_GIVEN EXERCISE:_
Below are some records; retype all of them exactly.

━━━

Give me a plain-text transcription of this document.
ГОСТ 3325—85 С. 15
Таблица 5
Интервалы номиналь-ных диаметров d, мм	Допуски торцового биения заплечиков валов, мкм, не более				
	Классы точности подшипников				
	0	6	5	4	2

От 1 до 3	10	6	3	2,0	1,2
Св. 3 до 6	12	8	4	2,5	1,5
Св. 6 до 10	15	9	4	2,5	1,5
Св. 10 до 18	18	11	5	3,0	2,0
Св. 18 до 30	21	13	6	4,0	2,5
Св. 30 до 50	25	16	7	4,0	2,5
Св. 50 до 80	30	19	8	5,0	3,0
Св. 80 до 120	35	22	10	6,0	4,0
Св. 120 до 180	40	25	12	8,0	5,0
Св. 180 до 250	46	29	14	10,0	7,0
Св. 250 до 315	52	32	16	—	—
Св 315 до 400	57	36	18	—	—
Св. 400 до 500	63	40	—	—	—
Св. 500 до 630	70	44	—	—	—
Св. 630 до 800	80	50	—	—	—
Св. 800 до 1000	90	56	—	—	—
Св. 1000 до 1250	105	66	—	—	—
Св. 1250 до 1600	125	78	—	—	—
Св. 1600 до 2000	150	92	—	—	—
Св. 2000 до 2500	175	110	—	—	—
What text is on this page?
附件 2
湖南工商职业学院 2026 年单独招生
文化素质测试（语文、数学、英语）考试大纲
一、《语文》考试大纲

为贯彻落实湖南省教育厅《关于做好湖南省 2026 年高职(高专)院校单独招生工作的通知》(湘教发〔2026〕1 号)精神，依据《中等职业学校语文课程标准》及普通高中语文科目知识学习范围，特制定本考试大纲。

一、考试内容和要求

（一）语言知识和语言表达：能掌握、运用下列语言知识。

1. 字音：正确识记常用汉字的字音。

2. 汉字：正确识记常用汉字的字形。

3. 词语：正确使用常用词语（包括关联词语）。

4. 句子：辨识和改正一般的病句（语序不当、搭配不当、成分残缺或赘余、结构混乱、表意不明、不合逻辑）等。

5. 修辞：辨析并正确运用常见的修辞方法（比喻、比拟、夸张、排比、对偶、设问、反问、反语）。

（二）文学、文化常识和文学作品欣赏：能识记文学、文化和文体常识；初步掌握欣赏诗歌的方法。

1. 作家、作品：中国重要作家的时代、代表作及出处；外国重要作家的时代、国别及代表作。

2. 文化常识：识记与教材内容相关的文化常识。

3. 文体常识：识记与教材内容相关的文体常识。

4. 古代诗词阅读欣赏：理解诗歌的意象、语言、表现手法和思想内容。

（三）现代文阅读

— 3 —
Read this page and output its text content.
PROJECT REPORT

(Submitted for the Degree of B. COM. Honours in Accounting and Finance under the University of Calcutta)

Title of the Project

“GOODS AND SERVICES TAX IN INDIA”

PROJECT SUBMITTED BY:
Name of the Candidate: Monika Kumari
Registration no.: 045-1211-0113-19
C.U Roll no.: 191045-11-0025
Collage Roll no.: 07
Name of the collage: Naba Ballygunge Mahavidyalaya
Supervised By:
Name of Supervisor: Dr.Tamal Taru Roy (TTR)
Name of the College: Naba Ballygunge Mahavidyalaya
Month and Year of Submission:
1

━━━

_FULL SOLUTION:_
Give me a plain-text transcription of this document.
ГОСТ 3325—85 С. 15
Таблица 5
Интервалы номиналь-ных диаметров d, мм	Допуски торцового биения заплечиков валов, мкм, не более				
	Классы точности подшипников				
	0	6	5	4	2

От 1 до 3	10	6	3	2,0	1,2
Св. 3 до 6	12	8	4	2,5	1,5
Св. 6 до 10	15	9	4	2,5	1,5
Св. 10 до 18	18	11	5	3,0	2,0
Св. 18 до 30	21	13	6	4,0	2,5
Св. 30 до 50	25	16	7	4,0	2,5
Св. 50 до 80	30	19	8	5,0	3,0
Св. 80 до 120	35	22	10	6,0	4,0
Св. 120 до 180	40	25	12	8,0	5,0
Св. 180 до 250	46	29	14	10,0	7,0
Св. 250 до 315	52	32	16	—	—
Св 315 до 400	57	36	18	—	—
Св. 400 до 500	63	40	—	—	—
Св. 500 до 630	70	44	—	—	—
Св. 630 до 800	80	50	—	—	—
Св. 800 до 1000	90	56	—	—	—
Св. 1000 до 1250	105	66	—	—	—
Св. 1250 до 1600	125	78	—	—	—
Св. 1600 до 2000	150	92	—	—	—
Св. 2000 до 2500	175	110	—	—	—
What text is on this page?
附件 2
湖南工商职业学院 2026 年单独招生
文化素质测试（语文、数学、英语）考试大纲
一、《语文》考试大纲

为贯彻落实湖南省教育厅《关于做好湖南省 2026 年高职(高专)院校单独招生工作的通知》(湘教发〔2026〕1 号)精神，依据《中等职业学校语文课程标准》及普通高中语文科目知识学习范围，特制定本考试大纲。

一、考试内容和要求

（一）语言知识和语言表达：能掌握、运用下列语言知识。

1. 字音：正确识记常用汉字的字音。

2. 汉字：正确识记常用汉字的字形。

3. 词语：正确使用常用词语（包括关联词语）。

4. 句子：辨识和改正一般的病句（语序不当、搭配不当、成分残缺或赘余、结构混乱、表意不明、不合逻辑）等。

5. 修辞：辨析并正确运用常见的修辞方法（比喻、比拟、夸张、排比、对偶、设问、反问、反语）。

（二）文学、文化常识和文学作品欣赏：能识记文学、文化和文体常识；初步掌握欣赏诗歌的方法。

1. 作家、作品：中国重要作家的时代、代表作及出处；外国重要作家的时代、国别及代表作。

2. 文化常识：识记与教材内容相关的文化常识。

3. 文体常识：识记与教材内容相关的文体常识。

4. 古代诗词阅读欣赏：理解诗歌的意象、语言、表现手法和思想内容。

（三）现代文阅读

— 3 —
Read this page and output its text content.
PROJECT REPORT

(Submitted for the Degree of B. COM. Honours in Accounting and Finance under the University of Calcutta)

Title of the Project

“GOODS AND SERVICES TAX IN INDIA”

PROJECT SUBMITTED BY:
Name of the Candidate: Monika Kumari
Registration no.: 045-1211-0113-19
C.U Roll no.: 191045-11-0025
Collage Roll no.: 07
Name of the collage: Naba Ballygunge Mahavidyalaya
Supervised By:
Name of Supervisor: Dr.Tamal Taru Roy (TTR)
Name of the College: Naba Ballygunge Mahavidyalaya
Month and Year of Submission:
1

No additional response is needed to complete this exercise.